CHALLENGE A - Rewrite every line of the records below the text, requests included. In the answers, multiply each bounding-box coordinate by 0.95 and round it to a whole number, rounding halves up. Do not change the numbers in the requests, and leave the pictures out.

EXCERPT TO READ -
____

"Do you not like trees?"
Translation:Magst du Bäume nicht?
If there are verbs like : Ist, bin, bist, sind etc the word "Nicht" will follow immediately but if there are no verbs like the ones listed above then the word "Nicht" will be at the ending of the sentence. E.g : Der mann ist nicht fröhlich( the man is not happy) E.g: Die mädchen kommen nicht ( The girls are not coming) Note: The difference in placement of nicht if verbs like bist sind bin are present. DANKE.............
Sorry but I do not see any difference in the places of verbs in you two examples . In the first sentence the verb is the ist and it comes after the subject Der mann . Der Mann ist nicht and in the second the subject is Die Màdchen and the verb is Kommen and it says Die Màdchen Kommen nicht . So "ist nicht ". " kommen nicht " . The verbs have the same place in the sentence right after the subject .
Both your translation and duo's is wrong.
The English sentence says
DO YOU NOT LIKE TREES?
Since TREE is a noun without an article in this case then we say
MAGST DU KEINE BÄUME?
If the sentence had an article like
DON'T YOU LIKE THE TREES
Then the correct german translation will be
MAGST DU DIE BÄUME NICHT.
DUO ACCEPTS MY TRANSLATION (MAGST DU KEINE BÄUME?)
Both are correct, but there is a slight difference between them: when you use keine, you emphesise the noun, and when you use nicht, you emphasise the verb. In example given by duo, the stress goes on the action "don't you like?" Like, what s going with you...how come that you don' t like trees? Expresses wondering. You can use "?!?!", metaphorically speaking. :D
Sorry, but actually the latter sounds better. There is no difference in meaning either. I don't really see why "Magst du keine Bäume?" would be refused, since I used that as well and it worked. The only thing wrong I can see there is that the beginning of the sentence is not capitalized.
I'll comment on something else, not related to the grammar.
This question has been discussed a lot in the 5 years since it's here. It is a bad, utterly useless example/sentence and getting into the details as to why 'nicht' or 'keine' works better is a complete waste of time. Nobody ever uses this question. There is a bigger chance that a robot would utter this nonsense than a human being.
My recommendation -- downvote it somehow and get it removed from the platform.
Focus on better content, don't get stuck in this dump.
PS: I have C1 level already and I swear -- it's not used in daily basis anywhere.
Es ist jetz keine (und 'nicht'!!) englische Lektion, ich weiss, aber ich möchte sehr wissen: sind beide korrekt: Don't you like it? vs Do you not like it? - Pls. answer me a native speaker!! ( Zurückkehrend zu dem gegenwärtigen Problem: meiner Meinung nach, wenn man ein Substantiv verneinen will, muss man IMMER ''kein/keine/keines' nutzen. Und sehen wir ein: "Baum" ist ein Substantiv. D. h. Mr Duolingo hat hier einen Hauptfehler (capital mistake) gemacht, was er dringend verbessern/korrigieren müsste!! )

____

CHALLENGE B -
Answer these questions about the discussion of German negation:
(i) What German translation is given for "Do you not like trees?"
(ii) Which German example sentence is given for "the girls are not coming"?
(iii) What language level does the commenter who calls the sentence useless claim to have?

____

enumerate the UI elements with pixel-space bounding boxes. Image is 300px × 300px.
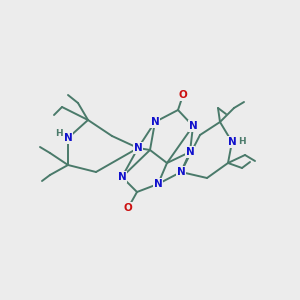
Text: O: O bbox=[124, 203, 132, 213]
Text: N: N bbox=[189, 121, 197, 131]
Text: N: N bbox=[118, 172, 126, 182]
Text: N: N bbox=[177, 167, 185, 177]
Text: N: N bbox=[228, 137, 236, 147]
Text: H: H bbox=[55, 130, 63, 139]
Text: N: N bbox=[186, 147, 194, 157]
Text: N: N bbox=[64, 133, 72, 143]
Text: H: H bbox=[238, 137, 246, 146]
Text: O: O bbox=[178, 90, 188, 100]
Text: N: N bbox=[151, 117, 159, 127]
Text: N: N bbox=[154, 179, 162, 189]
Text: N: N bbox=[134, 143, 142, 153]
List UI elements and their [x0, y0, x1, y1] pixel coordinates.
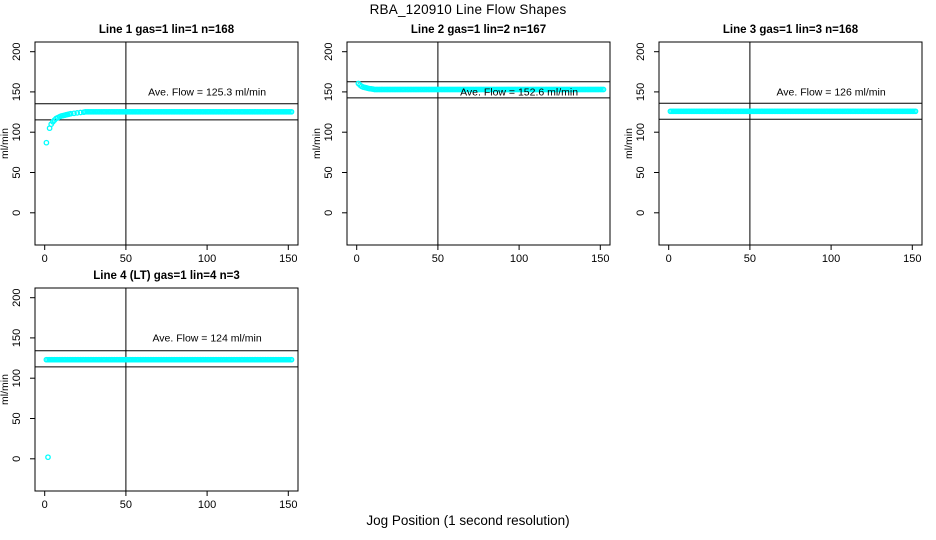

____

EXERCISE RESULT A -
enumerate the UI elements with pixel-space bounding boxes. Image is 300px × 300px.
Text: O: O bbox=[118, 193, 125, 202]
Text: N: N bbox=[180, 115, 187, 124]
Text: N: N bbox=[112, 163, 120, 173]
Text: N: N bbox=[168, 159, 176, 168]
Text: N: N bbox=[217, 130, 224, 140]
Text: H: H bbox=[52, 124, 60, 132]
Text: N: N bbox=[177, 140, 184, 149]
Text: N: N bbox=[61, 126, 68, 136]
Text: H: H bbox=[226, 130, 234, 139]
Text: O: O bbox=[169, 86, 179, 95]
Text: N: N bbox=[143, 111, 151, 121]
Text: N: N bbox=[146, 170, 154, 180]
Text: N: N bbox=[127, 136, 135, 145]
List UI elements and their [x0, y0, x1, y1] pixel coordinates.

EXERCISE RESULT B -
(i) Magst du Bäume nicht?
(ii) Die mädchen kommen nicht
(iii) C1